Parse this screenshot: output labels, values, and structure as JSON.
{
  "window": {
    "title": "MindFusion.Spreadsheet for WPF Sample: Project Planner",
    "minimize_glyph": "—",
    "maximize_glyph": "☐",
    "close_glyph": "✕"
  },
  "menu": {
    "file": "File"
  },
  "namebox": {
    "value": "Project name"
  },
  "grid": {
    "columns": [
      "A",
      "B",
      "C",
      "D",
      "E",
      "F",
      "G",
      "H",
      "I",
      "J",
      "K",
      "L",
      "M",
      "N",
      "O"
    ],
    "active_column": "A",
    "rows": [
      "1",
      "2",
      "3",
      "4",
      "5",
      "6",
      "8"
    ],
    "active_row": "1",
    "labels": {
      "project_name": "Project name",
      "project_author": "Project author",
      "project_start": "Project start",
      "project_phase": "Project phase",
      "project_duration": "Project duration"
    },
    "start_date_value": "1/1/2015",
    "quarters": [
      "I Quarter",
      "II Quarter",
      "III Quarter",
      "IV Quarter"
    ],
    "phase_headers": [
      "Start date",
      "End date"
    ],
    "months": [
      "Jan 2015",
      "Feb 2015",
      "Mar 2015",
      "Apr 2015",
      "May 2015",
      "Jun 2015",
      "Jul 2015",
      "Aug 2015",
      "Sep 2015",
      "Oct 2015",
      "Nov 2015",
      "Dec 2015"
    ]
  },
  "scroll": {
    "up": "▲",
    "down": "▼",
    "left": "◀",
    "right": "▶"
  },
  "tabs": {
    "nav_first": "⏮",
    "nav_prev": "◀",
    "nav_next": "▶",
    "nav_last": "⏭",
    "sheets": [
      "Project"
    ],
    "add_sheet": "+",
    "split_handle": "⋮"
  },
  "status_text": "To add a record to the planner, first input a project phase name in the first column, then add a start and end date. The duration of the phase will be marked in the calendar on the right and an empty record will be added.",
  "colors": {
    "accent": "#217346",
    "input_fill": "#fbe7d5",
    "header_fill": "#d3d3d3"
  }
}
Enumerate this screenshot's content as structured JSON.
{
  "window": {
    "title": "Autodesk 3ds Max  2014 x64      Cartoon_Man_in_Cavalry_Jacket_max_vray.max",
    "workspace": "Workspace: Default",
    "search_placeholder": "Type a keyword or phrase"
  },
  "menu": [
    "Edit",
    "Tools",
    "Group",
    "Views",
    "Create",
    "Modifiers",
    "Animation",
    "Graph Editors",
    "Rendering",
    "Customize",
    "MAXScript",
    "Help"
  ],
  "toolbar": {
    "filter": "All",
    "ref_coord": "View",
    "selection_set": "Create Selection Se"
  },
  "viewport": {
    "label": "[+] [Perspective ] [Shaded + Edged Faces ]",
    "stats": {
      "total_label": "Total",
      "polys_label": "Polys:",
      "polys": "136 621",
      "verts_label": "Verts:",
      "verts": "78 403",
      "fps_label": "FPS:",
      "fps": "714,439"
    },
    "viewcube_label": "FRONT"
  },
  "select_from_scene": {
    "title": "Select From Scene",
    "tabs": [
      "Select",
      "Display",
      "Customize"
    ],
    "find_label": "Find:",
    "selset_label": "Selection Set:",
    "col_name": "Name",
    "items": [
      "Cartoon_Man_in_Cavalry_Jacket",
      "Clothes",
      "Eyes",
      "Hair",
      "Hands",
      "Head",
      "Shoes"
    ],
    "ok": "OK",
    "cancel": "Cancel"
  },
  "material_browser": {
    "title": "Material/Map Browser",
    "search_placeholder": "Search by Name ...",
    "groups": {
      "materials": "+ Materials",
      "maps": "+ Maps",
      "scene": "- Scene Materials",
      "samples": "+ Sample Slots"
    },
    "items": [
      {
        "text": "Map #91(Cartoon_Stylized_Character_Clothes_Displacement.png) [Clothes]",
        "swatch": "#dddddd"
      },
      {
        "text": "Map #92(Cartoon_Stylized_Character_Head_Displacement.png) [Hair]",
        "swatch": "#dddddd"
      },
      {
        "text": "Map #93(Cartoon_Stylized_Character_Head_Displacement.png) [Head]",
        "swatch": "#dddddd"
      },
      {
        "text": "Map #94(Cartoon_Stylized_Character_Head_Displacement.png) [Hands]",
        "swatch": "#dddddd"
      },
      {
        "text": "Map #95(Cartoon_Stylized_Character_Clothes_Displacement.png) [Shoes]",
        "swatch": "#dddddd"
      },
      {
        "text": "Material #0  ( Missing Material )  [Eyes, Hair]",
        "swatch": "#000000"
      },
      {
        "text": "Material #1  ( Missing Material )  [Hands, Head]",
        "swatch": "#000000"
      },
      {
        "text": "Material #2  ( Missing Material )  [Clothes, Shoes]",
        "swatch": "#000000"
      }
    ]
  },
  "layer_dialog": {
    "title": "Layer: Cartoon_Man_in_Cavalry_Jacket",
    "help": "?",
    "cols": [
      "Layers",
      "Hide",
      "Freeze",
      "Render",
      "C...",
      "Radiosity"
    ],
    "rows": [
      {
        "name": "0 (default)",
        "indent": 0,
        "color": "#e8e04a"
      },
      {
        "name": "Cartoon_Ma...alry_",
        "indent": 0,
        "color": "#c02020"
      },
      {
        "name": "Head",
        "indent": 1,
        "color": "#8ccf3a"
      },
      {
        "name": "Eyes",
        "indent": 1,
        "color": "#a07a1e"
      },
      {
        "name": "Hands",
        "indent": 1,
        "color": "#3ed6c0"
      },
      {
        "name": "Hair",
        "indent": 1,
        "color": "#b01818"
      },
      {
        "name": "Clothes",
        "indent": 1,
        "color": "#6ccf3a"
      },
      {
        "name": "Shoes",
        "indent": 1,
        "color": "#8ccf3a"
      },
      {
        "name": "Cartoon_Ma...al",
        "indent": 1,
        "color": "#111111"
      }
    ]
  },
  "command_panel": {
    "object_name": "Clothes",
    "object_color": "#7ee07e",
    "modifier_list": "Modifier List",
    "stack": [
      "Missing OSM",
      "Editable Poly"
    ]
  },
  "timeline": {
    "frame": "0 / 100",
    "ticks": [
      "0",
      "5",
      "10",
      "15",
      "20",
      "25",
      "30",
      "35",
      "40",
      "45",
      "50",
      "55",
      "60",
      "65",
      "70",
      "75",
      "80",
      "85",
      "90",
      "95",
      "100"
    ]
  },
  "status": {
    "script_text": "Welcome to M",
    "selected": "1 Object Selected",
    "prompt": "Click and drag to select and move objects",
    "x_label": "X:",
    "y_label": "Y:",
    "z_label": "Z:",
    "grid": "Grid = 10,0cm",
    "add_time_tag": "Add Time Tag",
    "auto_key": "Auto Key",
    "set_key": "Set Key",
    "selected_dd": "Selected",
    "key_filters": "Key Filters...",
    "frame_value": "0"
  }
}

□ □ □ □ □

Please repeat the listing above in full and exactly.

EXERCISE OUTPUT:
Parse this screenshot: output labels, values, and structure as JSON.
{
  "window": {
    "title": "MindFusion.Spreadsheet for WPF Sample: Project Planner",
    "minimize_glyph": "—",
    "maximize_glyph": "☐",
    "close_glyph": "✕"
  },
  "menu": {
    "file": "File"
  },
  "namebox": {
    "value": "Project name"
  },
  "grid": {
    "columns": [
      "A",
      "B",
      "C",
      "D",
      "E",
      "F",
      "G",
      "H",
      "I",
      "J",
      "K",
      "L",
      "M",
      "N",
      "O"
    ],
    "active_column": "A",
    "rows": [
      "1",
      "2",
      "3",
      "4",
      "5",
      "6",
      "8"
    ],
    "active_row": "1",
    "labels": {
      "project_name": "Project name",
      "project_author": "Project author",
      "project_start": "Project start",
      "project_phase": "Project phase",
      "project_duration": "Project duration"
    },
    "start_date_value": "1/1/2015",
    "quarters": [
      "I Quarter",
      "II Quarter",
      "III Quarter",
      "IV Quarter"
    ],
    "phase_headers": [
      "Start date",
      "End date"
    ],
    "months": [
      "Jan 2015",
      "Feb 2015",
      "Mar 2015",
      "Apr 2015",
      "May 2015",
      "Jun 2015",
      "Jul 2015",
      "Aug 2015",
      "Sep 2015",
      "Oct 2015",
      "Nov 2015",
      "Dec 2015"
    ]
  },
  "scroll": {
    "up": "▲",
    "down": "▼",
    "left": "◀",
    "right": "▶"
  },
  "tabs": {
    "nav_first": "⏮",
    "nav_prev": "◀",
    "nav_next": "▶",
    "nav_last": "⏭",
    "sheets": [
      "Project"
    ],
    "add_sheet": "+",
    "split_handle": "⋮"
  },
  "status_text": "To add a record to the planner, first input a project phase name in the first column, then add a start and end date. The duration of the phase will be marked in the calendar on the right and an empty record will be added.",
  "colors": {
    "accent": "#217346",
    "input_fill": "#fbe7d5",
    "header_fill": "#d3d3d3"
  }
}
Enumerate this screenshot's content as structured JSON.
{
  "window": {
    "title": "Autodesk 3ds Max  2014 x64      Cartoon_Man_in_Cavalry_Jacket_max_vray.max",
    "workspace": "Workspace: Default",
    "search_placeholder": "Type a keyword or phrase"
  },
  "menu": [
    "Edit",
    "Tools",
    "Group",
    "Views",
    "Create",
    "Modifiers",
    "Animation",
    "Graph Editors",
    "Rendering",
    "Customize",
    "MAXScript",
    "Help"
  ],
  "toolbar": {
    "filter": "All",
    "ref_coord": "View",
    "selection_set": "Create Selection Se"
  },
  "viewport": {
    "label": "[+] [Perspective ] [Shaded + Edged Faces ]",
    "stats": {
      "total_label": "Total",
      "polys_label": "Polys:",
      "polys": "136 621",
      "verts_label": "Verts:",
      "verts": "78 403",
      "fps_label": "FPS:",
      "fps": "714,439"
    },
    "viewcube_label": "FRONT"
  },
  "select_from_scene": {
    "title": "Select From Scene",
    "tabs": [
      "Select",
      "Display",
      "Customize"
    ],
    "find_label": "Find:",
    "selset_label": "Selection Set:",
    "col_name": "Name",
    "items": [
      "Cartoon_Man_in_Cavalry_Jacket",
      "Clothes",
      "Eyes",
      "Hair",
      "Hands",
      "Head",
      "Shoes"
    ],
    "ok": "OK",
    "cancel": "Cancel"
  },
  "material_browser": {
    "title": "Material/Map Browser",
    "search_placeholder": "Search by Name ...",
    "groups": {
      "materials": "+ Materials",
      "maps": "+ Maps",
      "scene": "- Scene Materials",
      "samples": "+ Sample Slots"
    },
    "items": [
      {
        "text": "Map #91(Cartoon_Stylized_Character_Clothes_Displacement.png) [Clothes]",
        "swatch": "#dddddd"
      },
      {
        "text": "Map #92(Cartoon_Stylized_Character_Head_Displacement.png) [Hair]",
        "swatch": "#dddddd"
      },
      {
        "text": "Map #93(Cartoon_Stylized_Character_Head_Displacement.png) [Head]",
        "swatch": "#dddddd"
      },
      {
        "text": "Map #94(Cartoon_Stylized_Character_Head_Displacement.png) [Hands]",
        "swatch": "#dddddd"
      },
      {
        "text": "Map #95(Cartoon_Stylized_Character_Clothes_Displacement.png) [Shoes]",
        "swatch": "#dddddd"
      },
      {
        "text": "Material #0  ( Missing Material )  [Eyes, Hair]",
        "swatch": "#000000"
      },
      {
        "text": "Material #1  ( Missing Material )  [Hands, Head]",
        "swatch": "#000000"
      },
      {
        "text": "Material #2  ( Missing Material )  [Clothes, Shoes]",
        "swatch": "#000000"
      }
    ]
  },
  "layer_dialog": {
    "title": "Layer: Cartoon_Man_in_Cavalry_Jacket",
    "help": "?",
    "cols": [
      "Layers",
      "Hide",
      "Freeze",
      "Render",
      "C...",
      "Radiosity"
    ],
    "rows": [
      {
        "name": "0 (default)",
        "indent": 0,
        "color": "#e8e04a"
      },
      {
        "name": "Cartoon_Ma...alry_",
        "indent": 0,
        "color": "#c02020"
      },
      {
        "name": "Head",
        "indent": 1,
        "color": "#8ccf3a"
      },
      {
        "name": "Eyes",
        "indent": 1,
        "color": "#a07a1e"
      },
      {
        "name": "Hands",
        "indent": 1,
        "color": "#3ed6c0"
      },
      {
        "name": "Hair",
        "indent": 1,
        "color": "#b01818"
      },
      {
        "name": "Clothes",
        "indent": 1,
        "color": "#6ccf3a"
      },
      {
        "name": "Shoes",
        "indent": 1,
        "color": "#8ccf3a"
      },
      {
        "name": "Cartoon_Ma...al",
        "indent": 1,
        "color": "#111111"
      }
    ]
  },
  "command_panel": {
    "object_name": "Clothes",
    "object_color": "#7ee07e",
    "modifier_list": "Modifier List",
    "stack": [
      "Missing OSM",
      "Editable Poly"
    ]
  },
  "timeline": {
    "frame": "0 / 100",
    "ticks": [
      "0",
      "5",
      "10",
      "15",
      "20",
      "25",
      "30",
      "35",
      "40",
      "45",
      "50",
      "55",
      "60",
      "65",
      "70",
      "75",
      "80",
      "85",
      "90",
      "95",
      "100"
    ]
  },
  "status": {
    "script_text": "Welcome to M",
    "selected": "1 Object Selected",
    "prompt": "Click and drag to select and move objects",
    "x_label": "X:",
    "y_label": "Y:",
    "z_label": "Z:",
    "grid": "Grid = 10,0cm",
    "add_time_tag": "Add Time Tag",
    "auto_key": "Auto Key",
    "set_key": "Set Key",
    "selected_dd": "Selected",
    "key_filters": "Key Filters...",
    "frame_value": "0"
  }
}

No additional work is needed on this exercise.